(Dataset entries)

────────────────────

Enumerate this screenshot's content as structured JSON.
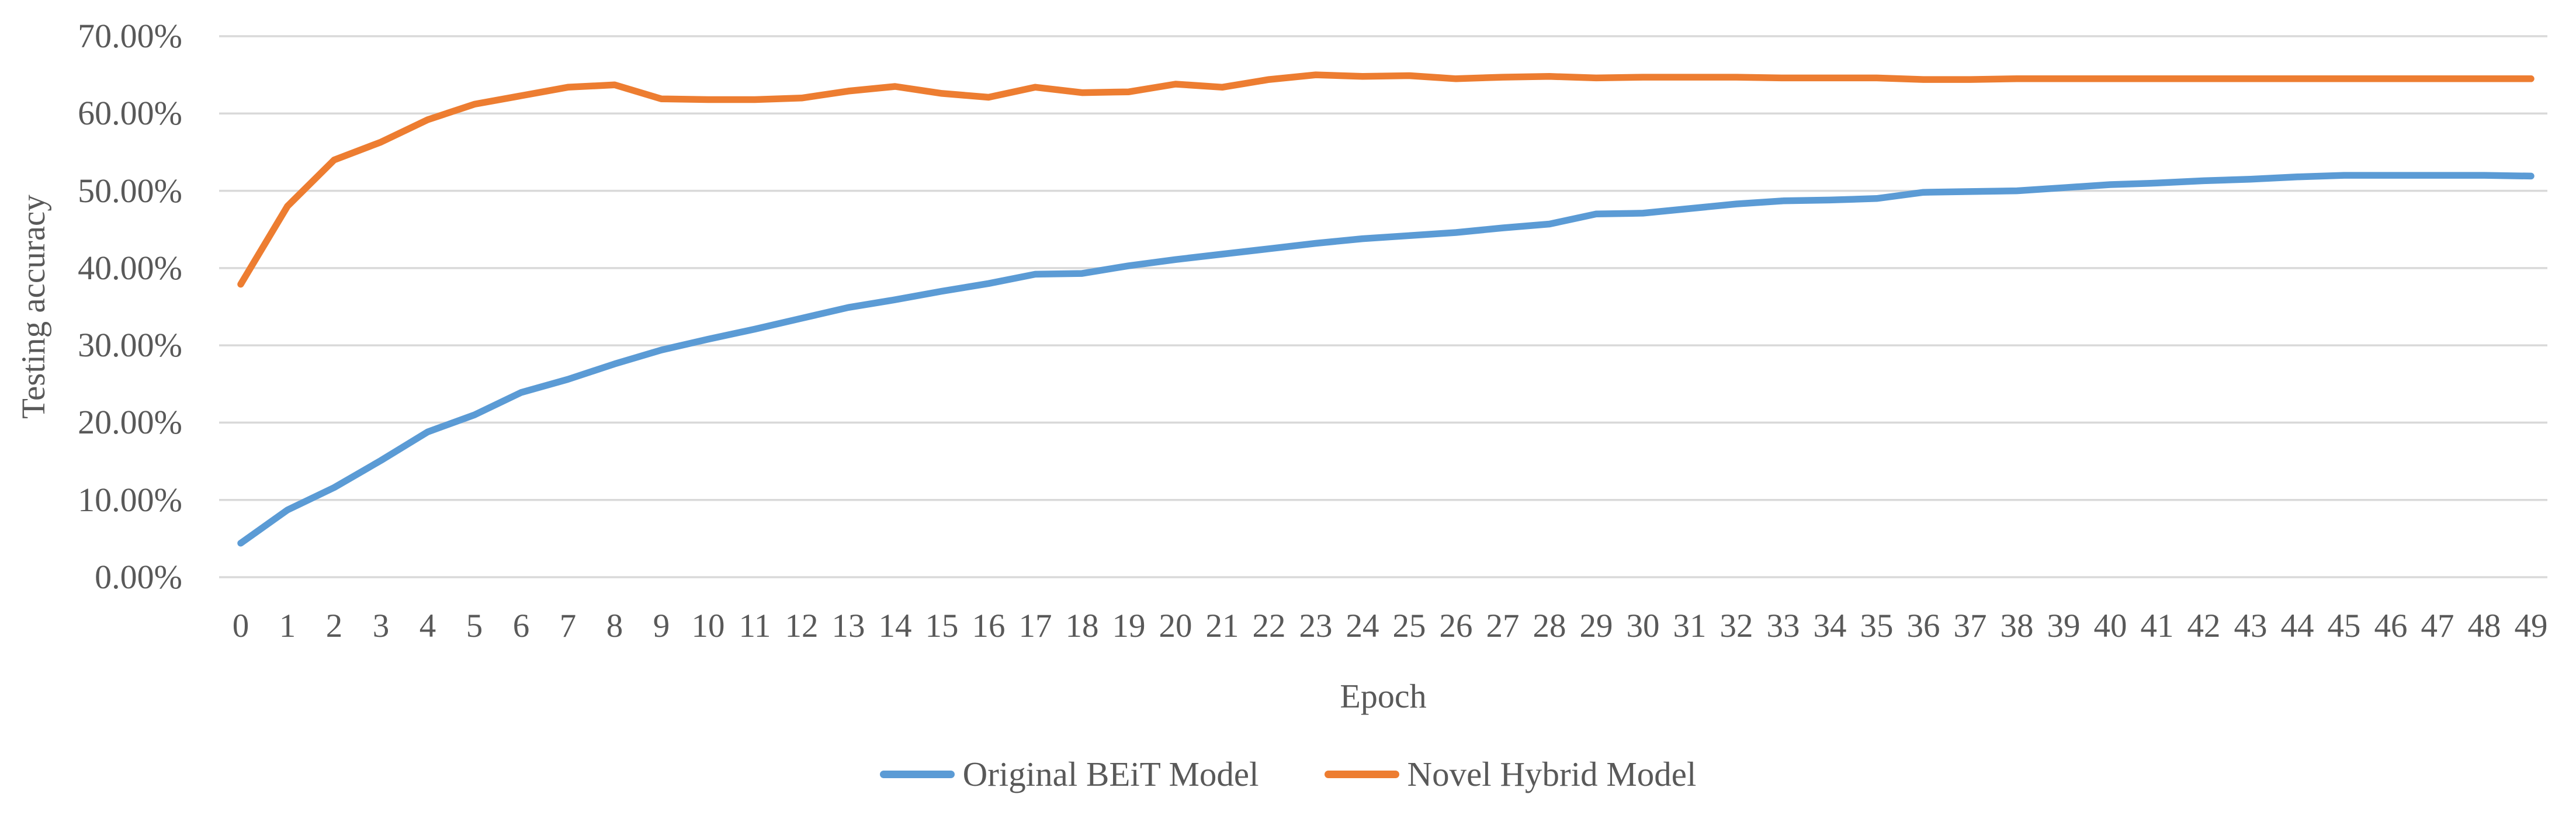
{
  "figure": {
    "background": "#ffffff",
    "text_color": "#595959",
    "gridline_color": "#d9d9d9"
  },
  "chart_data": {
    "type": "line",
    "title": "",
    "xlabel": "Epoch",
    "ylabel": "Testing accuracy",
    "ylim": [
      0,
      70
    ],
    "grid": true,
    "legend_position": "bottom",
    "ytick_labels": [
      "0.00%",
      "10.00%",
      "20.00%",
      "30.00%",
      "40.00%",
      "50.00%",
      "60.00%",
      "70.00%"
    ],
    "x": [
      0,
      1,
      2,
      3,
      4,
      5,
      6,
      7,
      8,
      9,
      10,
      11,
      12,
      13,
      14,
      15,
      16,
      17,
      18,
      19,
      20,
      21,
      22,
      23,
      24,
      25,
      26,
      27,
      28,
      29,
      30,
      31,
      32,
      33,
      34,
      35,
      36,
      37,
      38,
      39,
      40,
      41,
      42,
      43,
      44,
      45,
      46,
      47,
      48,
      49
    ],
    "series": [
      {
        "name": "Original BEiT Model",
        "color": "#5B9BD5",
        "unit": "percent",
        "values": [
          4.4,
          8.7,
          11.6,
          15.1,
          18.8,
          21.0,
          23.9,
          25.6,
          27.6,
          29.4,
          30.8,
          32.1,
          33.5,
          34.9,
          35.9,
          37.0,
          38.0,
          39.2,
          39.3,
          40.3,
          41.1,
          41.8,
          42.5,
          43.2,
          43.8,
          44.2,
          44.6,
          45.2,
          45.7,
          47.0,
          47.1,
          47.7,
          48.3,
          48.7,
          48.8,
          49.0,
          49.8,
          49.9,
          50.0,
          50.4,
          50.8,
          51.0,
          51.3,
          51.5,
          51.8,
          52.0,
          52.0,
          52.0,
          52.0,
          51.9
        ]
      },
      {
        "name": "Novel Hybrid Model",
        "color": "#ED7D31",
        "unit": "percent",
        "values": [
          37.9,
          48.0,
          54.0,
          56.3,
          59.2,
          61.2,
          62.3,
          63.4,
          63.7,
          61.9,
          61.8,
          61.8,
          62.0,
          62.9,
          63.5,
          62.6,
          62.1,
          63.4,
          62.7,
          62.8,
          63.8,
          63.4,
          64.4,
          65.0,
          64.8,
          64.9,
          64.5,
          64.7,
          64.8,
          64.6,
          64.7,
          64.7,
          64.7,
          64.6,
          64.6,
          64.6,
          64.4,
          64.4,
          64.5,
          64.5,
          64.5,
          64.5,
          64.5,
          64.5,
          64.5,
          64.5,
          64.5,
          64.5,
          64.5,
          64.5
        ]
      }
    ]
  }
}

────────────────────

(Instructions to follow)
Retype the whole listing exactly and leave the pictures out.

(Solved exercise)
Enumerate this screenshot's content as structured JSON.
{
  "figure": {
    "background": "#ffffff",
    "text_color": "#595959",
    "gridline_color": "#d9d9d9"
  },
  "chart_data": {
    "type": "line",
    "title": "",
    "xlabel": "Epoch",
    "ylabel": "Testing accuracy",
    "ylim": [
      0,
      70
    ],
    "grid": true,
    "legend_position": "bottom",
    "ytick_labels": [
      "0.00%",
      "10.00%",
      "20.00%",
      "30.00%",
      "40.00%",
      "50.00%",
      "60.00%",
      "70.00%"
    ],
    "x": [
      0,
      1,
      2,
      3,
      4,
      5,
      6,
      7,
      8,
      9,
      10,
      11,
      12,
      13,
      14,
      15,
      16,
      17,
      18,
      19,
      20,
      21,
      22,
      23,
      24,
      25,
      26,
      27,
      28,
      29,
      30,
      31,
      32,
      33,
      34,
      35,
      36,
      37,
      38,
      39,
      40,
      41,
      42,
      43,
      44,
      45,
      46,
      47,
      48,
      49
    ],
    "series": [
      {
        "name": "Original BEiT Model",
        "color": "#5B9BD5",
        "unit": "percent",
        "values": [
          4.4,
          8.7,
          11.6,
          15.1,
          18.8,
          21.0,
          23.9,
          25.6,
          27.6,
          29.4,
          30.8,
          32.1,
          33.5,
          34.9,
          35.9,
          37.0,
          38.0,
          39.2,
          39.3,
          40.3,
          41.1,
          41.8,
          42.5,
          43.2,
          43.8,
          44.2,
          44.6,
          45.2,
          45.7,
          47.0,
          47.1,
          47.7,
          48.3,
          48.7,
          48.8,
          49.0,
          49.8,
          49.9,
          50.0,
          50.4,
          50.8,
          51.0,
          51.3,
          51.5,
          51.8,
          52.0,
          52.0,
          52.0,
          52.0,
          51.9
        ]
      },
      {
        "name": "Novel Hybrid Model",
        "color": "#ED7D31",
        "unit": "percent",
        "values": [
          37.9,
          48.0,
          54.0,
          56.3,
          59.2,
          61.2,
          62.3,
          63.4,
          63.7,
          61.9,
          61.8,
          61.8,
          62.0,
          62.9,
          63.5,
          62.6,
          62.1,
          63.4,
          62.7,
          62.8,
          63.8,
          63.4,
          64.4,
          65.0,
          64.8,
          64.9,
          64.5,
          64.7,
          64.8,
          64.6,
          64.7,
          64.7,
          64.7,
          64.6,
          64.6,
          64.6,
          64.4,
          64.4,
          64.5,
          64.5,
          64.5,
          64.5,
          64.5,
          64.5,
          64.5,
          64.5,
          64.5,
          64.5,
          64.5,
          64.5
        ]
      }
    ]
  }
}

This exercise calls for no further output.